- Short exercise -
Go over the entries below line by line, copying each one that contains the word "JSON".
Excerpted records start
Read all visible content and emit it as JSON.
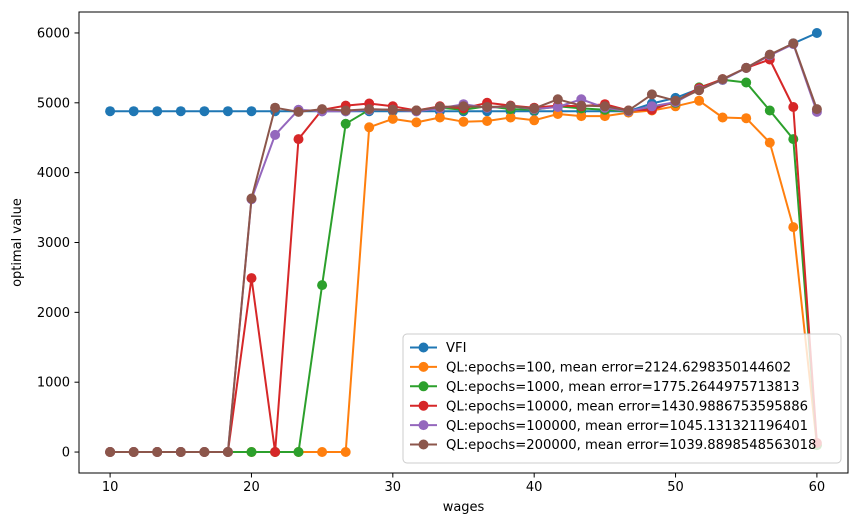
{
  "chart_data": {
    "type": "line",
    "title": "",
    "xlabel": "wages",
    "ylabel": "optimal value",
    "x_ticks": [
      10,
      20,
      30,
      40,
      50,
      60
    ],
    "y_ticks": [
      0,
      1000,
      2000,
      3000,
      4000,
      5000,
      6000
    ],
    "xlim": [
      7.8,
      62.2
    ],
    "ylim": [
      -300,
      6300
    ],
    "grid": false,
    "legend_position": "lower right",
    "marker": "o",
    "x": [
      10,
      11.67,
      13.33,
      15,
      16.67,
      18.33,
      20,
      21.67,
      23.33,
      25,
      26.67,
      28.33,
      30,
      31.67,
      33.33,
      35,
      36.67,
      38.33,
      40,
      41.67,
      43.33,
      45,
      46.67,
      48.33,
      50,
      51.67,
      53.33,
      55,
      56.67,
      58.33,
      60
    ],
    "series": [
      {
        "key": "vfi",
        "name": "VFI",
        "color": "#1f77b4",
        "values": [
          4880,
          4880,
          4880,
          4880,
          4880,
          4880,
          4880,
          4880,
          4880,
          4880,
          4880,
          4880,
          4880,
          4880,
          4880,
          4880,
          4880,
          4880,
          4880,
          4880,
          4880,
          4880,
          4880,
          4990,
          5070,
          5200,
          5330,
          5500,
          5680,
          5850,
          6000
        ]
      },
      {
        "key": "ql-epochs-100",
        "name": "QL:epochs=100, mean error=2124.6298350144602",
        "color": "#ff7f0e",
        "values": [
          0,
          0,
          0,
          0,
          0,
          0,
          0,
          0,
          0,
          0,
          0,
          4650,
          4770,
          4720,
          4790,
          4730,
          4740,
          4790,
          4750,
          4840,
          4810,
          4810,
          4860,
          4890,
          4950,
          5030,
          4790,
          4780,
          4430,
          3220,
          100
        ]
      },
      {
        "key": "ql-epochs-1000",
        "name": "QL:epochs=1000, mean error=1775.2644975713813",
        "color": "#2ca02c",
        "values": [
          0,
          0,
          0,
          0,
          0,
          0,
          0,
          0,
          0,
          2390,
          4700,
          4900,
          4900,
          4890,
          4930,
          4900,
          4950,
          4910,
          4900,
          4950,
          4920,
          4900,
          4880,
          4930,
          5000,
          5220,
          5330,
          5290,
          4890,
          4480,
          100
        ]
      },
      {
        "key": "ql-epochs-10000",
        "name": "QL:epochs=10000, mean error=1430.9886753595886",
        "color": "#d62728",
        "values": [
          0,
          0,
          0,
          0,
          0,
          0,
          2490,
          0,
          4480,
          4900,
          4960,
          4990,
          4950,
          4890,
          4950,
          4920,
          5000,
          4960,
          4930,
          4960,
          4950,
          4980,
          4890,
          4900,
          5020,
          5210,
          5340,
          5500,
          5620,
          4940,
          130
        ]
      },
      {
        "key": "ql-epochs-100000",
        "name": "QL:epochs=100000, mean error=1045.131321196401",
        "color": "#9467bd",
        "values": [
          0,
          0,
          0,
          0,
          0,
          0,
          3620,
          4540,
          4900,
          4880,
          4880,
          4900,
          4900,
          4880,
          4920,
          4980,
          4930,
          4950,
          4910,
          4940,
          5050,
          4930,
          4880,
          4950,
          5010,
          5190,
          5330,
          5500,
          5680,
          5840,
          4870
        ]
      },
      {
        "key": "ql-epochs-200000",
        "name": "QL:epochs=200000, mean error=1039.8898548563018",
        "color": "#8c564b",
        "values": [
          0,
          0,
          0,
          0,
          0,
          0,
          3630,
          4930,
          4870,
          4910,
          4890,
          4910,
          4900,
          4890,
          4940,
          4950,
          4940,
          4950,
          4920,
          5050,
          4960,
          4950,
          4890,
          5120,
          5030,
          5180,
          5340,
          5500,
          5690,
          5850,
          4910
        ]
      }
    ]
  }
}
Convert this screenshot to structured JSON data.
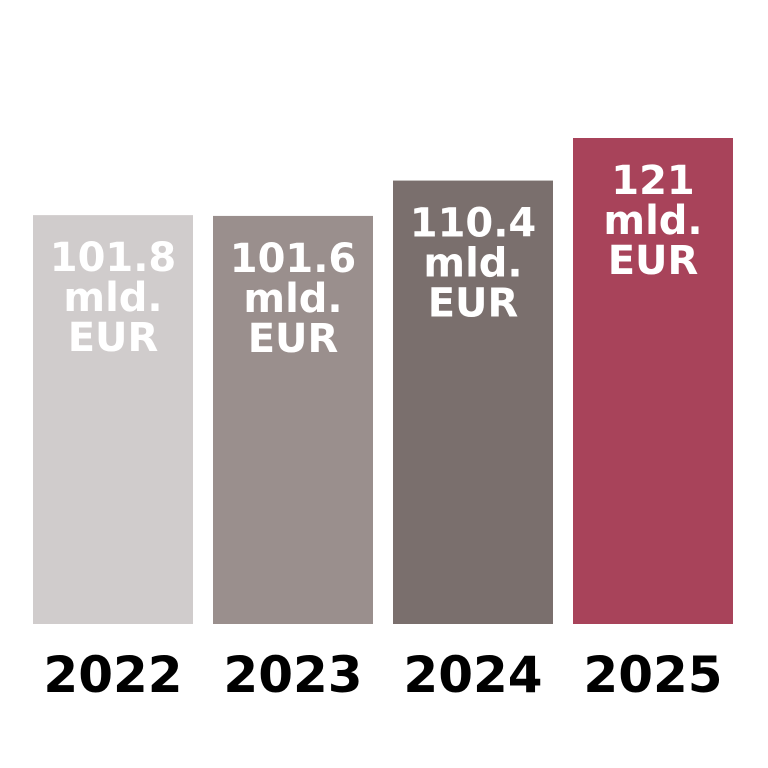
{
  "chart_data": {
    "type": "bar",
    "categories": [
      "2022",
      "2023",
      "2024",
      "2025"
    ],
    "values": [
      101.8,
      101.6,
      110.4,
      121
    ],
    "data_labels": [
      [
        "101.8",
        "mld.",
        "EUR"
      ],
      [
        "101.6",
        "mld.",
        "EUR"
      ],
      [
        "110.4",
        "mld.",
        "EUR"
      ],
      [
        "121",
        "mld.",
        "EUR"
      ]
    ],
    "colors": [
      "#d0cccc",
      "#9a8f8d",
      "#7a6f6d",
      "#a8435a"
    ],
    "unit": "mld. EUR",
    "ylim": [
      0,
      121
    ],
    "grid": false,
    "title": "",
    "xlabel": "",
    "ylabel": ""
  }
}
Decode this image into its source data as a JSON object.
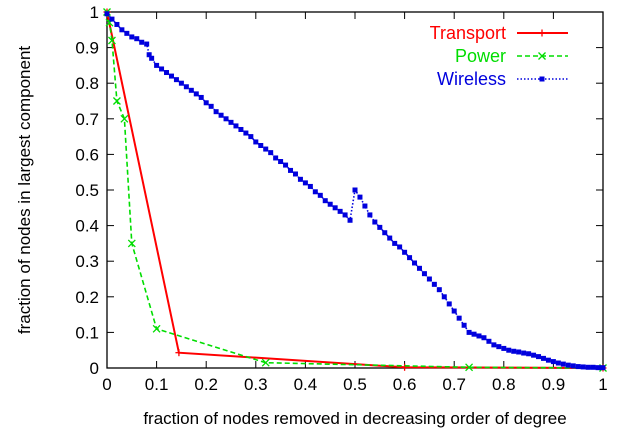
{
  "chart_data": {
    "type": "line",
    "title": "",
    "xlabel": "fraction of nodes removed in decreasing order of degree",
    "ylabel": "fraction of nodes in largest component",
    "xlim": [
      0,
      1
    ],
    "ylim": [
      0,
      1
    ],
    "x_ticks": [
      "0",
      "0.1",
      "0.2",
      "0.3",
      "0.4",
      "0.5",
      "0.6",
      "0.7",
      "0.8",
      "0.9",
      "1"
    ],
    "y_ticks": [
      "0",
      "0.1",
      "0.2",
      "0.3",
      "0.4",
      "0.5",
      "0.6",
      "0.7",
      "0.8",
      "0.9",
      "1"
    ],
    "legend_position": "top-right",
    "grid": false,
    "series": [
      {
        "name": "Transport",
        "color": "#ff0000",
        "line_style": "solid",
        "marker": "plus",
        "x": [
          0,
          0.145,
          0.6,
          1.0
        ],
        "y": [
          1.0,
          0.043,
          0.002,
          0.0
        ]
      },
      {
        "name": "Power",
        "color": "#00dd00",
        "line_style": "dashed",
        "marker": "cross",
        "x": [
          0,
          0.005,
          0.01,
          0.02,
          0.035,
          0.05,
          0.1,
          0.32,
          0.73,
          1.0
        ],
        "y": [
          1.0,
          0.97,
          0.92,
          0.75,
          0.7,
          0.35,
          0.11,
          0.015,
          0.002,
          0.0
        ],
        "legend_marker": "cross"
      },
      {
        "name": "Wireless",
        "color": "#0000dd",
        "line_style": "dotted",
        "marker": "square",
        "x": [
          0,
          0.01,
          0.02,
          0.03,
          0.04,
          0.05,
          0.06,
          0.07,
          0.08,
          0.085,
          0.09,
          0.1,
          0.11,
          0.12,
          0.13,
          0.14,
          0.15,
          0.16,
          0.17,
          0.18,
          0.19,
          0.2,
          0.21,
          0.22,
          0.23,
          0.24,
          0.25,
          0.26,
          0.27,
          0.28,
          0.29,
          0.3,
          0.31,
          0.32,
          0.33,
          0.34,
          0.35,
          0.36,
          0.37,
          0.38,
          0.39,
          0.4,
          0.41,
          0.42,
          0.43,
          0.44,
          0.45,
          0.46,
          0.47,
          0.48,
          0.49,
          0.5,
          0.51,
          0.52,
          0.53,
          0.54,
          0.55,
          0.56,
          0.57,
          0.58,
          0.59,
          0.6,
          0.61,
          0.62,
          0.63,
          0.64,
          0.65,
          0.66,
          0.67,
          0.68,
          0.69,
          0.7,
          0.71,
          0.72,
          0.73,
          0.74,
          0.75,
          0.76,
          0.77,
          0.78,
          0.79,
          0.8,
          0.81,
          0.82,
          0.83,
          0.84,
          0.85,
          0.86,
          0.87,
          0.88,
          0.89,
          0.9,
          0.91,
          0.92,
          0.93,
          0.94,
          0.95,
          0.96,
          0.97,
          0.98,
          0.99,
          1.0
        ],
        "y": [
          0.995,
          0.98,
          0.965,
          0.95,
          0.94,
          0.93,
          0.925,
          0.915,
          0.91,
          0.88,
          0.87,
          0.85,
          0.84,
          0.83,
          0.82,
          0.81,
          0.8,
          0.79,
          0.78,
          0.77,
          0.76,
          0.745,
          0.735,
          0.72,
          0.71,
          0.7,
          0.69,
          0.68,
          0.67,
          0.66,
          0.65,
          0.635,
          0.625,
          0.615,
          0.605,
          0.59,
          0.58,
          0.57,
          0.555,
          0.545,
          0.53,
          0.52,
          0.51,
          0.495,
          0.485,
          0.47,
          0.46,
          0.45,
          0.44,
          0.43,
          0.415,
          0.5,
          0.48,
          0.455,
          0.43,
          0.41,
          0.395,
          0.38,
          0.365,
          0.35,
          0.34,
          0.325,
          0.31,
          0.295,
          0.28,
          0.265,
          0.25,
          0.235,
          0.22,
          0.2,
          0.18,
          0.16,
          0.14,
          0.12,
          0.1,
          0.095,
          0.09,
          0.085,
          0.075,
          0.065,
          0.06,
          0.055,
          0.05,
          0.047,
          0.045,
          0.042,
          0.04,
          0.036,
          0.032,
          0.027,
          0.022,
          0.018,
          0.014,
          0.011,
          0.008,
          0.006,
          0.004,
          0.003,
          0.002,
          0.002,
          0.001,
          0.001
        ]
      }
    ]
  }
}
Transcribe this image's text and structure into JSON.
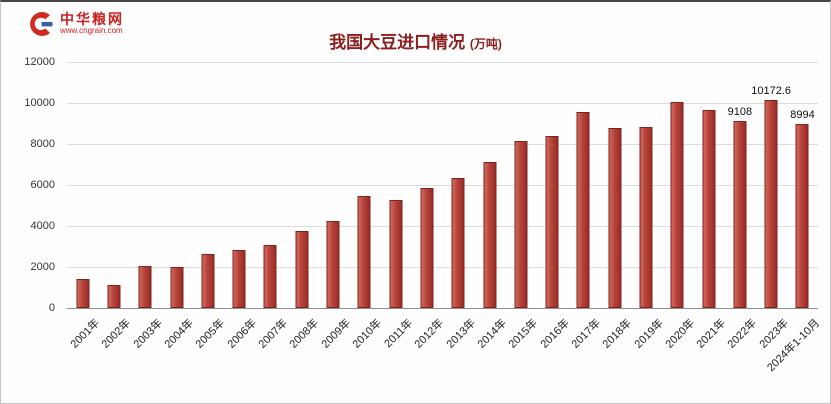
{
  "header": {
    "logo": {
      "brand": "中华粮网",
      "url": "www.cngrain.com"
    },
    "title": "我国大豆进口情况",
    "title_unit": "(万吨)"
  },
  "chart_data": {
    "type": "bar",
    "title": "我国大豆进口情况 (万吨)",
    "xlabel": "",
    "ylabel": "",
    "ylim": [
      0,
      12000
    ],
    "yticks": [
      0,
      2000,
      4000,
      6000,
      8000,
      10000,
      12000
    ],
    "grid": true,
    "legend": "none",
    "bar_color": "#b6423a",
    "bar_border_color": "#7d241d",
    "categories": [
      "2001年",
      "2002年",
      "2003年",
      "2004年",
      "2005年",
      "2006年",
      "2007年",
      "2008年",
      "2009年",
      "2010年",
      "2011年",
      "2012年",
      "2013年",
      "2014年",
      "2015年",
      "2016年",
      "2017年",
      "2018年",
      "2019年",
      "2020年",
      "2021年",
      "2022年",
      "2023年",
      "2024年1-10月"
    ],
    "values": [
      1394,
      1132,
      2074,
      2023,
      2659,
      2824,
      3082,
      3744,
      4255,
      5480,
      5264,
      5838,
      6338,
      7140,
      8169,
      8391,
      9553,
      8803,
      8851,
      10033,
      9652,
      9108,
      10172.6,
      8994
    ],
    "bar_labels": [
      "",
      "",
      "",
      "",
      "",
      "",
      "",
      "",
      "",
      "",
      "",
      "",
      "",
      "",
      "",
      "",
      "",
      "",
      "",
      "",
      "",
      "9108",
      "10172.6",
      "8994"
    ]
  }
}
Excerpted records end
- Solution -
Read all visible content and emit it as JSON.
Convert this screenshot to structured JSON data.
Decode this image into its source data as a JSON object.
Transcribe this image's text and structure into JSON.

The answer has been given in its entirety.